Your task — Output the full listing word for word.

Collected data entries:
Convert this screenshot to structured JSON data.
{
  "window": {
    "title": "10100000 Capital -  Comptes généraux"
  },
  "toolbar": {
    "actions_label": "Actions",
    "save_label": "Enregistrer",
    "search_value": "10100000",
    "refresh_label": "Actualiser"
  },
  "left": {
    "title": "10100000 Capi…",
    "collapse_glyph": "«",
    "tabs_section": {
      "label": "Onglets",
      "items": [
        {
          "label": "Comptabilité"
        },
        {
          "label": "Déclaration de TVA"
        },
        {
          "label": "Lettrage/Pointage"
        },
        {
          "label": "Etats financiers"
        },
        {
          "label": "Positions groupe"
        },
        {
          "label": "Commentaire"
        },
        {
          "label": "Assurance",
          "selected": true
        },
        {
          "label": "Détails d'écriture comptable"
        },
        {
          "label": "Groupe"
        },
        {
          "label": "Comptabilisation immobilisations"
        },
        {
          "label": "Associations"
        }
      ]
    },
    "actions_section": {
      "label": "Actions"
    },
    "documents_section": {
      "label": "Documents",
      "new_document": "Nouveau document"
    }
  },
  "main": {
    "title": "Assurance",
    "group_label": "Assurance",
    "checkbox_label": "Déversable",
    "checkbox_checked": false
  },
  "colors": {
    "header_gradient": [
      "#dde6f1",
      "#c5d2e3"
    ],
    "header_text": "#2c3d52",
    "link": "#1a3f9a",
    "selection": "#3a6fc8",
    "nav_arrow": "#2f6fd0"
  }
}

Result —
Convert this screenshot to structured JSON data.
{
  "window": {
    "title": "10100000 Capital -  Comptes généraux"
  },
  "toolbar": {
    "actions_label": "Actions",
    "save_label": "Enregistrer",
    "search_value": "10100000",
    "refresh_label": "Actualiser"
  },
  "left": {
    "title": "10100000 Capi…",
    "collapse_glyph": "«",
    "tabs_section": {
      "label": "Onglets",
      "items": [
        {
          "label": "Comptabilité"
        },
        {
          "label": "Déclaration de TVA"
        },
        {
          "label": "Lettrage/Pointage"
        },
        {
          "label": "Etats financiers"
        },
        {
          "label": "Positions groupe"
        },
        {
          "label": "Commentaire"
        },
        {
          "label": "Assurance",
          "selected": true
        },
        {
          "label": "Détails d'écriture comptable"
        },
        {
          "label": "Groupe"
        },
        {
          "label": "Comptabilisation immobilisations"
        },
        {
          "label": "Associations"
        }
      ]
    },
    "actions_section": {
      "label": "Actions"
    },
    "documents_section": {
      "label": "Documents",
      "new_document": "Nouveau document"
    }
  },
  "main": {
    "title": "Assurance",
    "group_label": "Assurance",
    "checkbox_label": "Déversable",
    "checkbox_checked": false
  },
  "colors": {
    "header_gradient": [
      "#dde6f1",
      "#c5d2e3"
    ],
    "header_text": "#2c3d52",
    "link": "#1a3f9a",
    "selection": "#3a6fc8",
    "nav_arrow": "#2f6fd0"
  }
}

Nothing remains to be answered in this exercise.